== ASSIGNMENT ==
Using the article on Hearts in San Francisco, explain in one to three sentences why Libby-Steinmann stopped keeping her art separate from her teaching and brought the project to her students.

== PAGE TEXT ==
==*==

For more than 50 years, the city of San Francisco has been synonymous with the heart, thanks to a certain Tony Bennett song.

In 2004, the San Francisco General Hospital Foundation used the image of the heart for Hearts in San Francisco, a fundraising public art project in which Bay Area artists designed and created a work of art on blank 3-dimensional heart sculptures in varying sizes.

Many of these heart sculptures can be seen throughout the city, and each year the foundation commissions new artists to participate in Hearts in San Francisco as an annual program that culminates in a Heroes & Hearts luncheon, this year scheduled for February 15 at AT&T Park in San Francisco. Thirty-six new heart sculptures by 23 Bay Area artists will be displayed and auctioned to benefit Zuckerberg San Francisco General Hospital and Trauma Center, including works from several North Bay artists.

Marin-based painter and art educator Barbara Libby-Steinmann’s entry in Hearts in San Francisco is a triptych of mini-hearts painted to depict the city’s famous wild parrots of Telegraph Hill. The colorful and playful art reflects Libby-Steinmann’s work as a K-4th-grade art teacher at Bacich Elementary School in Kentfield. Last year, Libby-Steinmann was named Marin Teacher of the Year, and for Hearts in San Francisco, she got her students involved.

“For the longest time, I kept my work totally separate from my teaching job,” Libby-Steinmann says. “All of a sudden I realized, wait a minute, I’m an artist. I should make a real connection to [my students] about how artists work in today’s society and especially how artists can make a difference in their community.

“The Hearts in San Francisco project really interested me because it’s such a wonderful cause, raising money for the hospital foundation,” she continues. Once she was chosen to participate in this year’s project, she took it to her classrooms and showed her students the process of designing and painting the three hearts. Libby-Steinmann also convinced the foundation to have her students collaborate on creating 25 2-dimensional heart paintings that will be online for purchase as part of the fundraiser. “It’s a full circle of my work,” Libby-Steinmann says.

==*==

== RECORDED INFORMATION ==
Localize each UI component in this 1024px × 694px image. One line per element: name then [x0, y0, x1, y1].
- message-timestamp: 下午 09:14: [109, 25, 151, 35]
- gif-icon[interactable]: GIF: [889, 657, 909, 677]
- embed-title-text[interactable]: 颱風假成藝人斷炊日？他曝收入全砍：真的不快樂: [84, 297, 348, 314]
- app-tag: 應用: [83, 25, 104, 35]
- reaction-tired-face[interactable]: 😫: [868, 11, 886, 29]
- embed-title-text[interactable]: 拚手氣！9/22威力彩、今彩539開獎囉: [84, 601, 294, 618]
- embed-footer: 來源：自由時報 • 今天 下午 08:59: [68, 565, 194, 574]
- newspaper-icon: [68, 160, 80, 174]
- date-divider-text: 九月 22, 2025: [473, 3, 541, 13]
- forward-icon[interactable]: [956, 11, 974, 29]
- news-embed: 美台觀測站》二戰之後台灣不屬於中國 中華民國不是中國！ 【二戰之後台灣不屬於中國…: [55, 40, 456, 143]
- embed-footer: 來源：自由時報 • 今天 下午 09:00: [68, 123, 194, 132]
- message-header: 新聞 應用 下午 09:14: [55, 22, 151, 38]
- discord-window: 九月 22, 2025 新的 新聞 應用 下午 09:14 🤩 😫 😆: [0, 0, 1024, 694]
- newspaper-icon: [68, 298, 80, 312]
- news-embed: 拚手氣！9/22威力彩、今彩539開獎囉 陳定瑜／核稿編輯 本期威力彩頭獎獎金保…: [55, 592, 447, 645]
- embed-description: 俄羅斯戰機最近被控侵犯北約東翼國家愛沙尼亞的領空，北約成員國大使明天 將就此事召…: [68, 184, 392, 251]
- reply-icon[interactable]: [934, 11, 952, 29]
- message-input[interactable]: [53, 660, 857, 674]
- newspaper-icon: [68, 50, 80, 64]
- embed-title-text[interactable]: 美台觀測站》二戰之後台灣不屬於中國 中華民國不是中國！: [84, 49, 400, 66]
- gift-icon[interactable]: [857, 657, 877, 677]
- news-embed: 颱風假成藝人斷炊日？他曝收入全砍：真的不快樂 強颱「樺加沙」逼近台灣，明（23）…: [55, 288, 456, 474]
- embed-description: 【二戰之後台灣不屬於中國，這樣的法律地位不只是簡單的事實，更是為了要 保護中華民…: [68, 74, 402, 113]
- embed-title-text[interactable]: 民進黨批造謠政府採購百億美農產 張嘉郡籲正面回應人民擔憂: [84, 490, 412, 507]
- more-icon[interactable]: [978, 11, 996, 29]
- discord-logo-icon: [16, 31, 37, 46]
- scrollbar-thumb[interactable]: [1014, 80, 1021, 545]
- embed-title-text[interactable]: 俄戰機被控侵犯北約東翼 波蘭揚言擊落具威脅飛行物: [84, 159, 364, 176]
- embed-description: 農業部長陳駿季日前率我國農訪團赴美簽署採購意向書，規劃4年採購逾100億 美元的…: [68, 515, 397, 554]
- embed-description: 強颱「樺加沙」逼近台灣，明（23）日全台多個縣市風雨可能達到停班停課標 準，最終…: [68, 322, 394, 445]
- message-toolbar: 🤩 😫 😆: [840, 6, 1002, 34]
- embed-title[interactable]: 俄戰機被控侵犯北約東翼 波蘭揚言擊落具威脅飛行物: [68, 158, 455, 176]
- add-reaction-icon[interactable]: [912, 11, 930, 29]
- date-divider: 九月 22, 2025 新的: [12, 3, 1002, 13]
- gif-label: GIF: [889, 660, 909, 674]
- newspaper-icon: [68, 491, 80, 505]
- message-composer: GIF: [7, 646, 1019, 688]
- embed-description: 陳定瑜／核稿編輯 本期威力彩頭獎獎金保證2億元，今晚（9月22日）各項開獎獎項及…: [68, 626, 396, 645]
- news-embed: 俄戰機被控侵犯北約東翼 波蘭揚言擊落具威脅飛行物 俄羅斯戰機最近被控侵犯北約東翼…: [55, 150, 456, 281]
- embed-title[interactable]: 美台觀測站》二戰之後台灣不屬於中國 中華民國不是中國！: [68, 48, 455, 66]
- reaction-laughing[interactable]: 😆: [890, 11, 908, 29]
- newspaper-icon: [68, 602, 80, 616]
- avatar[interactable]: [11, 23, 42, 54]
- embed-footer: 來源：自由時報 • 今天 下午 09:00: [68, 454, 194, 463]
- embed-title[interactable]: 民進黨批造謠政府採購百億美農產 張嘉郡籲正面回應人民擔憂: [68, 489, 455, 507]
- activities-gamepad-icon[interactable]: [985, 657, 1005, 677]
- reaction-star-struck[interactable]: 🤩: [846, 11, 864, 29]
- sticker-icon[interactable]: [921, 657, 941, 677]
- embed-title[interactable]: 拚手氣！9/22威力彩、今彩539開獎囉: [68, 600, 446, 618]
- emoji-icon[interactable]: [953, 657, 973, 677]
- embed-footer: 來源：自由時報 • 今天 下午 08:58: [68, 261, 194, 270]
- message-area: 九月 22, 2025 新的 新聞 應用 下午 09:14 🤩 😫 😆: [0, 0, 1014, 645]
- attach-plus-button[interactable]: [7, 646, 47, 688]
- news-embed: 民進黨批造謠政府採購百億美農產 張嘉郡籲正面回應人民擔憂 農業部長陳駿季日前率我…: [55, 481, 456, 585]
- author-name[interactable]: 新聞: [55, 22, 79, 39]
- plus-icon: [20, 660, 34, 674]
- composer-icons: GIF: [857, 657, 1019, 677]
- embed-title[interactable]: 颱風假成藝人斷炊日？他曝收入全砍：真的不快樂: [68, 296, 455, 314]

==*==

== FINISHED EXERCISE ==
She realized that she is an artist and should make a real connection with her students about how artists work in today's society. She especially wanted to show them how artists can make a difference in their community.